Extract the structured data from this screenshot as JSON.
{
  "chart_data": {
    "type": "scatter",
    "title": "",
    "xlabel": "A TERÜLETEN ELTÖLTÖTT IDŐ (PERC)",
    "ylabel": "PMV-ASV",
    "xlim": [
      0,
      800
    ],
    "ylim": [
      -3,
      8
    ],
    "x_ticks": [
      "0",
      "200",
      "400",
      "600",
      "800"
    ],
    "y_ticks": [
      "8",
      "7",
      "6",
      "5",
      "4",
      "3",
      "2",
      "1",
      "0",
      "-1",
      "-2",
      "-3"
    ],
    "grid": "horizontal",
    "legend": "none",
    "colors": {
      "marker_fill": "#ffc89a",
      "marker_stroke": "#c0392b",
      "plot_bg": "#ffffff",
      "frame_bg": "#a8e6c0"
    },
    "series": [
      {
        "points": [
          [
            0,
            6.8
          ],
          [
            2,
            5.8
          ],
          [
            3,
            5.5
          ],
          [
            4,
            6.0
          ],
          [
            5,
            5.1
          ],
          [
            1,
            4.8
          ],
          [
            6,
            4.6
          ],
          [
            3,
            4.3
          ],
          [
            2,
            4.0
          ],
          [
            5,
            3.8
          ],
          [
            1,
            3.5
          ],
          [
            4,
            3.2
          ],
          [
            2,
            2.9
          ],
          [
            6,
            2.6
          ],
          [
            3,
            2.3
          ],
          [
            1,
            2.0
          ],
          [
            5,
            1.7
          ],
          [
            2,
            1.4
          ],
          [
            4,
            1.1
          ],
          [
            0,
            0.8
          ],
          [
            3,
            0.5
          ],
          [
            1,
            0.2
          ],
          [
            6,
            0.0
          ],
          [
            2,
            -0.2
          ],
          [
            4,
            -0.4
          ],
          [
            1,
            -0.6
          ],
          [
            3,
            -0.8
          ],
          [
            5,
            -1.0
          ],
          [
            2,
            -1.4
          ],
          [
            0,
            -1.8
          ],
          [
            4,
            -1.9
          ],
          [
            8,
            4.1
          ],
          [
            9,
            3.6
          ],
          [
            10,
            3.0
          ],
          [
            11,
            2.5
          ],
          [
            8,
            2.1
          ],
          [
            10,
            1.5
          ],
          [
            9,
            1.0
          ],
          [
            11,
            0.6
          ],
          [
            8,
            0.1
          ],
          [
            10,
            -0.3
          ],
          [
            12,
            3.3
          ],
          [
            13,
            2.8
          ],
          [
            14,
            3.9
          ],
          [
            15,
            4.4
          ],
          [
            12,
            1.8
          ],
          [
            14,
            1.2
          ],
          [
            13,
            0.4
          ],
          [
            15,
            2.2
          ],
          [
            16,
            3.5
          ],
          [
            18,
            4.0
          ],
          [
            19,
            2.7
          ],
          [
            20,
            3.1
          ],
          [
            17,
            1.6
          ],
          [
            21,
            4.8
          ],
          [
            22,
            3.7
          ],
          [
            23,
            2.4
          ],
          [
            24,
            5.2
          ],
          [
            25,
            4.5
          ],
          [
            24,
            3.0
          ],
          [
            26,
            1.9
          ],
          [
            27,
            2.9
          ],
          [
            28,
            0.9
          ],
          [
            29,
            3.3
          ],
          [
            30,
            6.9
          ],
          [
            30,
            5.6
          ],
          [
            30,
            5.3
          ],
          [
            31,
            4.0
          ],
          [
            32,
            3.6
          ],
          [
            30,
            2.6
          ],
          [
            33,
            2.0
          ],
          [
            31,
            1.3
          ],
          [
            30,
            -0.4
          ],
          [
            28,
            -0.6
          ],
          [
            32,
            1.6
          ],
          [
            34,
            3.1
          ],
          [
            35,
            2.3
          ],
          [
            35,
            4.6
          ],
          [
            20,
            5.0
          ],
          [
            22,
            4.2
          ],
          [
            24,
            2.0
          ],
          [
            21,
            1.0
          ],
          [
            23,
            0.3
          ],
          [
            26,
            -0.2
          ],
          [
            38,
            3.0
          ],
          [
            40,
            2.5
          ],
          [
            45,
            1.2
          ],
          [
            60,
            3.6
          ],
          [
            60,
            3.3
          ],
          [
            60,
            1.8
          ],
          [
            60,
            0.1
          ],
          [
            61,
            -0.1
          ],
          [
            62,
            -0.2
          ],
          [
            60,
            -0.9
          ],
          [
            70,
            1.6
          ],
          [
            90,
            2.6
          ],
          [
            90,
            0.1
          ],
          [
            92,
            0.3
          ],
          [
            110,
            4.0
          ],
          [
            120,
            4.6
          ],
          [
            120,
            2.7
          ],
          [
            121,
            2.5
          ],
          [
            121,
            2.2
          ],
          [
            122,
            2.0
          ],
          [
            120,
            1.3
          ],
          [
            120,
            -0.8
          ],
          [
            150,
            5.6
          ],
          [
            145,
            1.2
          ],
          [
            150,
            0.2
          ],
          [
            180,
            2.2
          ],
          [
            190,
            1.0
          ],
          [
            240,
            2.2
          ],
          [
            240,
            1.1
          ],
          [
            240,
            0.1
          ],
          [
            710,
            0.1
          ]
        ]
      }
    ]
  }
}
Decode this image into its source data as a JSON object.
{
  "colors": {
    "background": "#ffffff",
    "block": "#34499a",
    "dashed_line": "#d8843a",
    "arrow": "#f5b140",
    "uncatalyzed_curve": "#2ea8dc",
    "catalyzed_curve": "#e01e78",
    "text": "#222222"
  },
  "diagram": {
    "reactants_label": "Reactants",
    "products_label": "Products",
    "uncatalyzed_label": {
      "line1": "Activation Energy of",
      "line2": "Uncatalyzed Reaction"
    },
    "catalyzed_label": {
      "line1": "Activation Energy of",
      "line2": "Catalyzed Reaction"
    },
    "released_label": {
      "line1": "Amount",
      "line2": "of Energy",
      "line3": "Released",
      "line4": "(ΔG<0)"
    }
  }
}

--------------------------------

» Stated task: Take the material above and return all of it exactly.

» Task response:
Extract the structured data from this screenshot as JSON.
{
  "chart_data": {
    "type": "scatter",
    "title": "",
    "xlabel": "A TERÜLETEN ELTÖLTÖTT IDŐ (PERC)",
    "ylabel": "PMV-ASV",
    "xlim": [
      0,
      800
    ],
    "ylim": [
      -3,
      8
    ],
    "x_ticks": [
      "0",
      "200",
      "400",
      "600",
      "800"
    ],
    "y_ticks": [
      "8",
      "7",
      "6",
      "5",
      "4",
      "3",
      "2",
      "1",
      "0",
      "-1",
      "-2",
      "-3"
    ],
    "grid": "horizontal",
    "legend": "none",
    "colors": {
      "marker_fill": "#ffc89a",
      "marker_stroke": "#c0392b",
      "plot_bg": "#ffffff",
      "frame_bg": "#a8e6c0"
    },
    "series": [
      {
        "points": [
          [
            0,
            6.8
          ],
          [
            2,
            5.8
          ],
          [
            3,
            5.5
          ],
          [
            4,
            6.0
          ],
          [
            5,
            5.1
          ],
          [
            1,
            4.8
          ],
          [
            6,
            4.6
          ],
          [
            3,
            4.3
          ],
          [
            2,
            4.0
          ],
          [
            5,
            3.8
          ],
          [
            1,
            3.5
          ],
          [
            4,
            3.2
          ],
          [
            2,
            2.9
          ],
          [
            6,
            2.6
          ],
          [
            3,
            2.3
          ],
          [
            1,
            2.0
          ],
          [
            5,
            1.7
          ],
          [
            2,
            1.4
          ],
          [
            4,
            1.1
          ],
          [
            0,
            0.8
          ],
          [
            3,
            0.5
          ],
          [
            1,
            0.2
          ],
          [
            6,
            0.0
          ],
          [
            2,
            -0.2
          ],
          [
            4,
            -0.4
          ],
          [
            1,
            -0.6
          ],
          [
            3,
            -0.8
          ],
          [
            5,
            -1.0
          ],
          [
            2,
            -1.4
          ],
          [
            0,
            -1.8
          ],
          [
            4,
            -1.9
          ],
          [
            8,
            4.1
          ],
          [
            9,
            3.6
          ],
          [
            10,
            3.0
          ],
          [
            11,
            2.5
          ],
          [
            8,
            2.1
          ],
          [
            10,
            1.5
          ],
          [
            9,
            1.0
          ],
          [
            11,
            0.6
          ],
          [
            8,
            0.1
          ],
          [
            10,
            -0.3
          ],
          [
            12,
            3.3
          ],
          [
            13,
            2.8
          ],
          [
            14,
            3.9
          ],
          [
            15,
            4.4
          ],
          [
            12,
            1.8
          ],
          [
            14,
            1.2
          ],
          [
            13,
            0.4
          ],
          [
            15,
            2.2
          ],
          [
            16,
            3.5
          ],
          [
            18,
            4.0
          ],
          [
            19,
            2.7
          ],
          [
            20,
            3.1
          ],
          [
            17,
            1.6
          ],
          [
            21,
            4.8
          ],
          [
            22,
            3.7
          ],
          [
            23,
            2.4
          ],
          [
            24,
            5.2
          ],
          [
            25,
            4.5
          ],
          [
            24,
            3.0
          ],
          [
            26,
            1.9
          ],
          [
            27,
            2.9
          ],
          [
            28,
            0.9
          ],
          [
            29,
            3.3
          ],
          [
            30,
            6.9
          ],
          [
            30,
            5.6
          ],
          [
            30,
            5.3
          ],
          [
            31,
            4.0
          ],
          [
            32,
            3.6
          ],
          [
            30,
            2.6
          ],
          [
            33,
            2.0
          ],
          [
            31,
            1.3
          ],
          [
            30,
            -0.4
          ],
          [
            28,
            -0.6
          ],
          [
            32,
            1.6
          ],
          [
            34,
            3.1
          ],
          [
            35,
            2.3
          ],
          [
            35,
            4.6
          ],
          [
            20,
            5.0
          ],
          [
            22,
            4.2
          ],
          [
            24,
            2.0
          ],
          [
            21,
            1.0
          ],
          [
            23,
            0.3
          ],
          [
            26,
            -0.2
          ],
          [
            38,
            3.0
          ],
          [
            40,
            2.5
          ],
          [
            45,
            1.2
          ],
          [
            60,
            3.6
          ],
          [
            60,
            3.3
          ],
          [
            60,
            1.8
          ],
          [
            60,
            0.1
          ],
          [
            61,
            -0.1
          ],
          [
            62,
            -0.2
          ],
          [
            60,
            -0.9
          ],
          [
            70,
            1.6
          ],
          [
            90,
            2.6
          ],
          [
            90,
            0.1
          ],
          [
            92,
            0.3
          ],
          [
            110,
            4.0
          ],
          [
            120,
            4.6
          ],
          [
            120,
            2.7
          ],
          [
            121,
            2.5
          ],
          [
            121,
            2.2
          ],
          [
            122,
            2.0
          ],
          [
            120,
            1.3
          ],
          [
            120,
            -0.8
          ],
          [
            150,
            5.6
          ],
          [
            145,
            1.2
          ],
          [
            150,
            0.2
          ],
          [
            180,
            2.2
          ],
          [
            190,
            1.0
          ],
          [
            240,
            2.2
          ],
          [
            240,
            1.1
          ],
          [
            240,
            0.1
          ],
          [
            710,
            0.1
          ]
        ]
      }
    ]
  }
}
Decode this image into its source data as a JSON object.
{
  "colors": {
    "background": "#ffffff",
    "block": "#34499a",
    "dashed_line": "#d8843a",
    "arrow": "#f5b140",
    "uncatalyzed_curve": "#2ea8dc",
    "catalyzed_curve": "#e01e78",
    "text": "#222222"
  },
  "diagram": {
    "reactants_label": "Reactants",
    "products_label": "Products",
    "uncatalyzed_label": {
      "line1": "Activation Energy of",
      "line2": "Uncatalyzed Reaction"
    },
    "catalyzed_label": {
      "line1": "Activation Energy of",
      "line2": "Catalyzed Reaction"
    },
    "released_label": {
      "line1": "Amount",
      "line2": "of Energy",
      "line3": "Released",
      "line4": "(ΔG<0)"
    }
  }
}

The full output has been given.